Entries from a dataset
** BEGIN **

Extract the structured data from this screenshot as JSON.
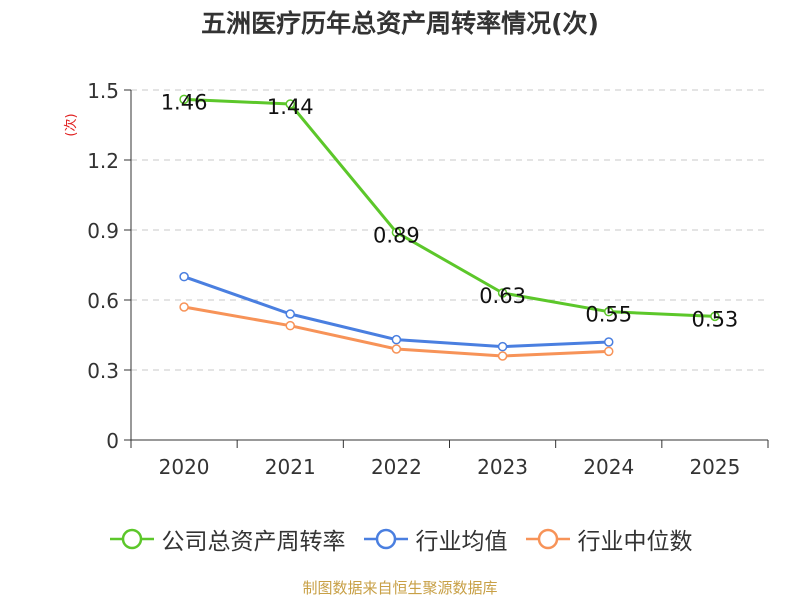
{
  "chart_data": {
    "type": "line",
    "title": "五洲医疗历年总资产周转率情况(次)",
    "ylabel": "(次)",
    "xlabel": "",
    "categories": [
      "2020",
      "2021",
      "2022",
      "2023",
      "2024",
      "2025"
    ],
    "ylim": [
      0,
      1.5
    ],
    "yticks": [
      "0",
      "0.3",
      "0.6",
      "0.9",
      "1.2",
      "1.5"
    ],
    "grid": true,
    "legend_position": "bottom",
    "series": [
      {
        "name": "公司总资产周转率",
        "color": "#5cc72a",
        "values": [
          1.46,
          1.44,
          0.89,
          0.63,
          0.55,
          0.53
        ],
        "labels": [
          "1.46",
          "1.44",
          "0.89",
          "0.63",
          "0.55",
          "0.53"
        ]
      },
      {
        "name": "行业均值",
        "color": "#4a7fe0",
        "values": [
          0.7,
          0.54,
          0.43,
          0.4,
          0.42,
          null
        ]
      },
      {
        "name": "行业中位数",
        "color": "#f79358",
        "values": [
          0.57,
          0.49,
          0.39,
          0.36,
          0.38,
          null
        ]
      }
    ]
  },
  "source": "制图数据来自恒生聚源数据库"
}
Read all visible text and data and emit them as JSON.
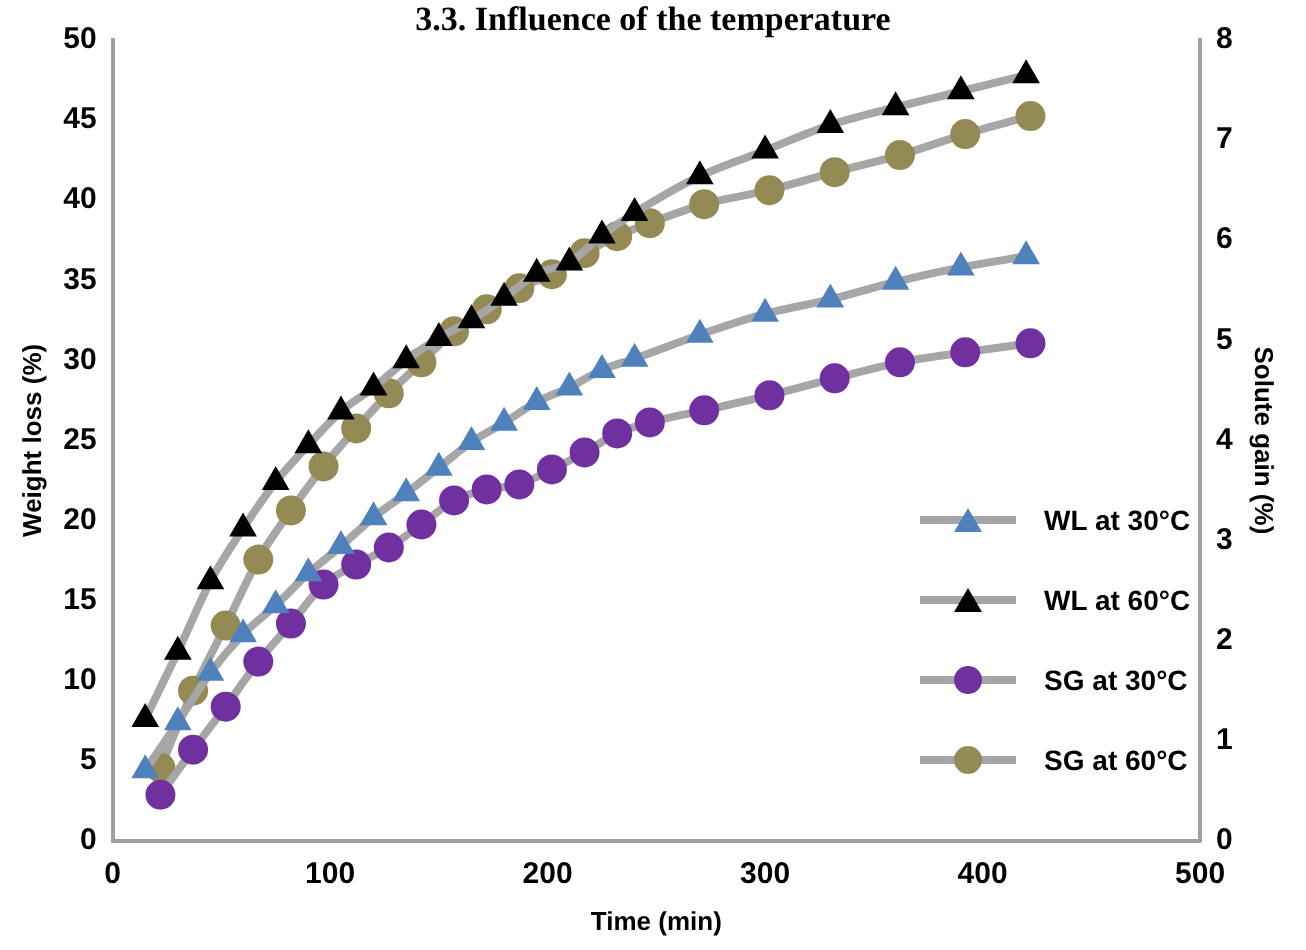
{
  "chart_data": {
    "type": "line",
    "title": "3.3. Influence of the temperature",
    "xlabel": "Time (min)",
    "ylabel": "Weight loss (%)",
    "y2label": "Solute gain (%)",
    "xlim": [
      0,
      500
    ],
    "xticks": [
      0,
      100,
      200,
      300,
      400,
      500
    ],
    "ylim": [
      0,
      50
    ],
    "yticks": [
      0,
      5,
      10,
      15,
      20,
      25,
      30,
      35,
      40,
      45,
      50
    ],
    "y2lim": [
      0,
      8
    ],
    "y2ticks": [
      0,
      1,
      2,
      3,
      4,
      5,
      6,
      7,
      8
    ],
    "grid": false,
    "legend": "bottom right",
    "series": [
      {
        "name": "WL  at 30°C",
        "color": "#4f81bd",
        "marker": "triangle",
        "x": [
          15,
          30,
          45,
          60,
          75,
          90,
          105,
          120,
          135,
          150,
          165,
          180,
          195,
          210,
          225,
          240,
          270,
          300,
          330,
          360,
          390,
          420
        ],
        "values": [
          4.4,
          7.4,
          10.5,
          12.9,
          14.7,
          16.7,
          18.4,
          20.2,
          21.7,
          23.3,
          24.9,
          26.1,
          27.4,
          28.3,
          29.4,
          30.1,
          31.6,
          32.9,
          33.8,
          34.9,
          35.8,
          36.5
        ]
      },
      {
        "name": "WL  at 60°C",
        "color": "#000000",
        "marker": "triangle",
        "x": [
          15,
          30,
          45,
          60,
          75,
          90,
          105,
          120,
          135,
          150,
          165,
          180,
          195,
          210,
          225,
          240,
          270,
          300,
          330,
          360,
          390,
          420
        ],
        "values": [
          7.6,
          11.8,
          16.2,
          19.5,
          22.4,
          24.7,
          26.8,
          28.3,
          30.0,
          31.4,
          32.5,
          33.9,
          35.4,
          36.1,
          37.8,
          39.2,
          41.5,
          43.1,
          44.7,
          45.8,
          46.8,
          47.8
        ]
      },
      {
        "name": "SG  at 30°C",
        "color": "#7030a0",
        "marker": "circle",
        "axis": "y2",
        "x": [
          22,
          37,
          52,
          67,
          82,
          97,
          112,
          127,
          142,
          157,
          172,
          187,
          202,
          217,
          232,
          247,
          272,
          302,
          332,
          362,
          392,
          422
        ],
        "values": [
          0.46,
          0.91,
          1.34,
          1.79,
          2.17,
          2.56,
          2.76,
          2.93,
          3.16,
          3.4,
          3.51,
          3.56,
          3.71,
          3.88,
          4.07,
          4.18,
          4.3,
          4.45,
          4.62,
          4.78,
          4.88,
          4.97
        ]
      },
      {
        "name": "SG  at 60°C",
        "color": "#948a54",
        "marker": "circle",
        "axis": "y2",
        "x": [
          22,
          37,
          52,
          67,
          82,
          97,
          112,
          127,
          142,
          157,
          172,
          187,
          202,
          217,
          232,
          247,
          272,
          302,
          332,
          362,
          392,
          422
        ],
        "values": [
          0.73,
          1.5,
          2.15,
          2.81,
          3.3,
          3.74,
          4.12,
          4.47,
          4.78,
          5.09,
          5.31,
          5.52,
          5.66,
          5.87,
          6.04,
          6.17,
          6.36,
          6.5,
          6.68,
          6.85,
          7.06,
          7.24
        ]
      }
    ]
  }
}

** END **
** BEGIN **

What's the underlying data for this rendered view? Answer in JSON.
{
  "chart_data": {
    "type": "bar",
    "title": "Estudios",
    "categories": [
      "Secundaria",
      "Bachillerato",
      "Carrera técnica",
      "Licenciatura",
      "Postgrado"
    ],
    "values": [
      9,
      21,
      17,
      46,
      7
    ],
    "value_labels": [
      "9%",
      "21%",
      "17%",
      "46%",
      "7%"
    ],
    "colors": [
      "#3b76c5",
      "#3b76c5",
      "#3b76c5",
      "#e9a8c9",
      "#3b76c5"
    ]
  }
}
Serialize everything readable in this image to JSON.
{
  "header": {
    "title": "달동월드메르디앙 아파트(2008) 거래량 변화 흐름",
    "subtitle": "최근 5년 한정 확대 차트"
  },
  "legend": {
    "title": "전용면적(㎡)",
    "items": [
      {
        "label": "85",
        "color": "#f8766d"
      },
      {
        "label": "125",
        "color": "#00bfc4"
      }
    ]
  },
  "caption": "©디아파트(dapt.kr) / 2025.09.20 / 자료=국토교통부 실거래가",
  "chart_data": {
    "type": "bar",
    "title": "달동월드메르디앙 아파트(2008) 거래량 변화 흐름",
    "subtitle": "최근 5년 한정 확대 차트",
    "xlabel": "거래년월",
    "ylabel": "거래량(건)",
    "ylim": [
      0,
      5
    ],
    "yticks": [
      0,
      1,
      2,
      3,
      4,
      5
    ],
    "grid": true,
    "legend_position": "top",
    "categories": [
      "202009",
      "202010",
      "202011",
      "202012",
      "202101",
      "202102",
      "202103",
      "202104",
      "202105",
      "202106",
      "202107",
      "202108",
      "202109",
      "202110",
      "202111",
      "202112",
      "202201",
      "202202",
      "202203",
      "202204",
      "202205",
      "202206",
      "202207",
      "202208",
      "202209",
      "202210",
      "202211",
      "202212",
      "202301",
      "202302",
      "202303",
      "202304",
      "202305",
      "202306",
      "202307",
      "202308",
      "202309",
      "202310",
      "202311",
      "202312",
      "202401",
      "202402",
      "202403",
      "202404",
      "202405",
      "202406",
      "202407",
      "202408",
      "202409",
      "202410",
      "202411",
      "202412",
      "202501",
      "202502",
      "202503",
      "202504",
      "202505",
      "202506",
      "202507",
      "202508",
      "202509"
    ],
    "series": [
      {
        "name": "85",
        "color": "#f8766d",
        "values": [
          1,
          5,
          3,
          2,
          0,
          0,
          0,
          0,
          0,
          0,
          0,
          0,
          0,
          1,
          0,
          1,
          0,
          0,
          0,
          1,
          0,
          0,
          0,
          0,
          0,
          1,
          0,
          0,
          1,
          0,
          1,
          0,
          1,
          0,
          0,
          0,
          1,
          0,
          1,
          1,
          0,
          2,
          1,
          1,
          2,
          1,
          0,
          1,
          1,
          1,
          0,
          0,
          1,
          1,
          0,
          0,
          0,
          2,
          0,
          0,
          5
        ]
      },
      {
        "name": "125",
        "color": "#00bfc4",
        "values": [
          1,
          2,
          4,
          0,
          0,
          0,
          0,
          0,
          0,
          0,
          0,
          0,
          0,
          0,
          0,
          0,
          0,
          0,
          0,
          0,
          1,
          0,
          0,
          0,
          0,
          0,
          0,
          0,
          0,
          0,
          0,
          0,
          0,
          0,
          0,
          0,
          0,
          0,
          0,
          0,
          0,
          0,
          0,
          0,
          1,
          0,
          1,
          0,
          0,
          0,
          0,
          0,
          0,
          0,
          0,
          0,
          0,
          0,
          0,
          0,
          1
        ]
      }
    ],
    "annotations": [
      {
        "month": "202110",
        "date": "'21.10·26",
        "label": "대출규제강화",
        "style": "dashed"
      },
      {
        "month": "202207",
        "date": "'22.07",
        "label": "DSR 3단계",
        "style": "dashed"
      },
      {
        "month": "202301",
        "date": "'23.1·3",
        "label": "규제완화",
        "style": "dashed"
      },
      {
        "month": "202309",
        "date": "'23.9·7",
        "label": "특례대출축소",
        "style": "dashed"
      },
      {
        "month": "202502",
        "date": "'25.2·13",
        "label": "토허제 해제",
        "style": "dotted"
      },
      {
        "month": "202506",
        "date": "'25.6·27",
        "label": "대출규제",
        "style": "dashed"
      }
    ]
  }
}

** END **

▶ [Job] Which lines above contain "name"? Show each of them.

▶ [Exercise result]
        "name": "公司总资产周转率",
        "name": "行业均值",
        "name": "行业中位数",
        "name": "WL  at 30°C",
        "name": "WL  at 60°C",
        "name": "SG  at 30°C",
        "name": "SG  at 60°C",
        "name": "85",
        "name": "125",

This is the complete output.